### [提示文]
- - - - -

さらに、別のフォトレジストと別のフォトマスクを用い、ボンディングパッド19上のシリコン酸化膜のみをエッチング除去する(
図18(3))。
【0083】
この最終保護膜の加工については、シリコン窒化膜加工用の第1のフォトレジストの塗布、シリコン窒化膜上の第1のフォトレジストの開口、シリコン窒化膜のエッチング除去を行った後に、第1のフォトレジストを除去し、さらに第2のフォトレジストの塗布、シリコン酸化膜上の第2のフォトレジストの開口、シリコン酸化膜のエッチング除去、第2のフォトレジストの除去、という第1の加工法を採用することで実現できる。
【0084】
または、最終保護膜の第2の加工法としては、第1のフォトレジストの塗布、シリコン窒化膜上の第1のフォトレジストの開口、シリコン窒化膜のエッチング除去という工程を経た後に、第1のフォトレジストを除去せずに、第2のフォトレジストの塗布、シリコン酸化膜上の第2のフォトレジストの開口、シリコン酸化膜の除去、第1及び第2のフォトレジストの除去、という方法を採用してもよい。最終保護膜の第2の加工法の利点は、第1及び第2のフォトレジストを最後に一度に除去することによる製造工程の削減効果もあるが、ボンディングパッド開口部のエッジのシリコン窒化膜へのダメージを除去する、という効果も併せ持つ。
【0085】
最終保護膜の第1の加工法における第2のフォトレジスト開口においては、既に行ったシリコン窒化膜の開口部よりも広く開口することにより、第2のフォトレジスト開口の位置ずれによるボンディングパッド開口部のシリコン酸化膜残渣の発生を抑制する方法をとる。そして露出したシリコン窒化膜開口部をマスクとしてシリコン酸化膜をエッチング除去するが、その第2のフォトレジスト開口時に露出するボンディングパッド部のシリコン窒化膜に対し、シリコン酸化膜エッチングのダメージが入ることが避けられない。この第1の方法をとることにより、ボンディングパッド部エッジでの水分進入の促進などによる長期信頼性不良が懸念される場合は、最終保護膜に対し第2の加工法を採用することでその懸念を払拭することが出来る。

- - - - -

### [問題文]
提示文のうち「この最終保護膜の加工については」で始まる段落を、主な内容を保ったまま箇条書きに書き改めなさい。

(保存されたデータのエントリ)
- - - - -

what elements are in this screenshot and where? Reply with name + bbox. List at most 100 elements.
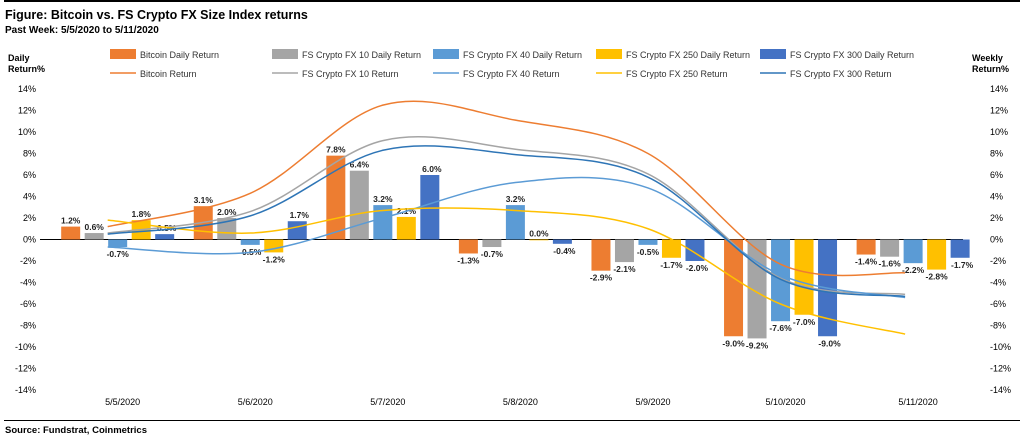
data-label: 6.0% [422, 164, 442, 174]
legend-label: FS Crypto FX 40 Return [463, 69, 560, 79]
y-tick-left: 6% [23, 170, 36, 180]
data-label: 6.4% [350, 160, 370, 170]
y-tick-left: -8% [20, 321, 36, 331]
bar [217, 218, 237, 240]
y-tick-left: -10% [15, 342, 36, 352]
line-series [107, 145, 906, 298]
data-label: -9.2% [746, 340, 769, 350]
data-label: -0.7% [481, 249, 504, 259]
data-label: 1.7% [290, 210, 310, 220]
data-label: -1.6% [878, 259, 901, 269]
data-label: 1.2% [61, 216, 81, 226]
y-tick-left: 4% [23, 192, 36, 202]
right-axis-title: Weekly Return% [972, 53, 1010, 74]
y-tick-right: -14% [990, 385, 1011, 395]
y-tick-right: 10% [990, 127, 1008, 137]
data-label: -1.3% [457, 255, 480, 265]
data-label: 1.8% [131, 209, 151, 219]
y-tick-left: 14% [18, 84, 36, 94]
legend-label: FS Crypto FX 300 Daily Return [790, 50, 914, 60]
legend-swatch [272, 49, 298, 59]
bar [108, 239, 128, 248]
y-tick-right: 4% [990, 192, 1003, 202]
data-label: -9.0% [722, 338, 745, 348]
legend-label: FS Crypto FX 10 Daily Return [302, 50, 421, 60]
x-tick-label: 5/6/2020 [238, 397, 273, 407]
y-tick-left: 10% [18, 127, 36, 137]
legend-swatch [433, 49, 459, 59]
data-label: -1.4% [855, 257, 878, 267]
line-series [107, 207, 906, 335]
bar [396, 216, 416, 240]
bar [240, 239, 260, 245]
y-tick-right: 6% [990, 170, 1003, 180]
bar [614, 239, 634, 263]
y-tick-left: -4% [20, 278, 36, 288]
bar [458, 239, 478, 254]
bar [373, 205, 393, 240]
x-tick-label: 5/9/2020 [635, 397, 670, 407]
y-tick-right: 8% [990, 149, 1003, 159]
x-tick-label: 5/10/2020 [766, 397, 806, 407]
bar [155, 234, 175, 240]
data-label: -1.2% [263, 254, 286, 264]
bar [591, 239, 611, 271]
legend-swatch [110, 49, 136, 59]
y-tick-right: -6% [990, 299, 1006, 309]
data-label: -9.0% [818, 338, 841, 348]
data-label: 7.8% [326, 145, 346, 155]
bar [505, 205, 525, 240]
data-label: 3.2% [506, 194, 526, 204]
data-label: -0.7% [107, 249, 130, 259]
data-label: -0.4% [553, 246, 576, 256]
bar [927, 239, 947, 270]
legend-label: FS Crypto FX 300 Return [790, 69, 892, 79]
y-tick-left: -2% [20, 256, 36, 266]
bar [661, 239, 681, 258]
y-tick-left: 0% [23, 235, 36, 245]
line-series [107, 176, 906, 299]
chart-subtitle: Past Week: 5/5/2020 to 5/11/2020 [5, 25, 159, 36]
y-tick-right: -12% [990, 364, 1011, 374]
data-label: -7.0% [793, 317, 816, 327]
data-label: -2.1% [613, 264, 636, 274]
chart-title: Figure: Bitcoin vs. FS Crypto FX Size In… [5, 8, 308, 22]
data-label: -2.8% [925, 272, 948, 282]
bar [950, 239, 970, 258]
bar [552, 239, 572, 244]
y-tick-left: 8% [23, 149, 36, 159]
y-tick-left: -14% [15, 385, 36, 395]
bar [638, 239, 658, 245]
left-axis-title: Daily Return% [8, 53, 46, 74]
bar [349, 170, 369, 240]
legend-swatch [596, 49, 622, 59]
bar [529, 239, 549, 241]
legend-label: FS Crypto FX 40 Daily Return [463, 50, 582, 60]
legend-label: FS Crypto FX 250 Daily Return [626, 50, 750, 60]
legend-swatch [760, 49, 786, 59]
x-tick-label: 5/11/2020 [898, 397, 937, 407]
data-label: 2.0% [217, 207, 237, 217]
y-tick-left: 12% [18, 106, 36, 116]
legend-label: FS Crypto FX 10 Return [302, 69, 399, 79]
y-tick-right: -2% [990, 256, 1006, 266]
source-note: Source: Fundstrat, Coinmetrics [5, 425, 147, 436]
bar [326, 155, 346, 240]
bar [856, 239, 876, 255]
data-label: -2.2% [902, 265, 925, 275]
bar [287, 221, 307, 240]
line-series [107, 100, 906, 277]
data-label: -0.5% [637, 247, 660, 257]
y-tick-right: 14% [990, 84, 1008, 94]
bar [84, 233, 104, 240]
bar [724, 239, 744, 337]
legend-label: Bitcoin Daily Return [140, 50, 219, 60]
data-label: -2.9% [590, 273, 613, 283]
legend-label: Bitcoin Return [140, 69, 197, 79]
line-series [107, 136, 906, 296]
data-label: -7.6% [769, 323, 792, 333]
y-tick-right: 2% [990, 213, 1003, 223]
bar [880, 239, 900, 257]
y-tick-right: 0% [990, 235, 1003, 245]
top-rule [4, 0, 1020, 2]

- - - - -

### [正解]
最終保護膜の加工は、次の手順からなる第1の加工法で実現できる。
1. シリコン窒化膜加工用の第1のフォトレジストを塗布する
2. シリコン窒化膜上の第1のフォトレジストを開口する
3. シリコン窒化膜をエッチング除去する
4. 第1のフォトレジストを除去する
5. 第2のフォトレジストを塗布する
6. シリコン酸化膜上の第2のフォトレジストを開口する
7. シリコン酸化膜をエッチング除去する
8. 第2のフォトレジストを除去する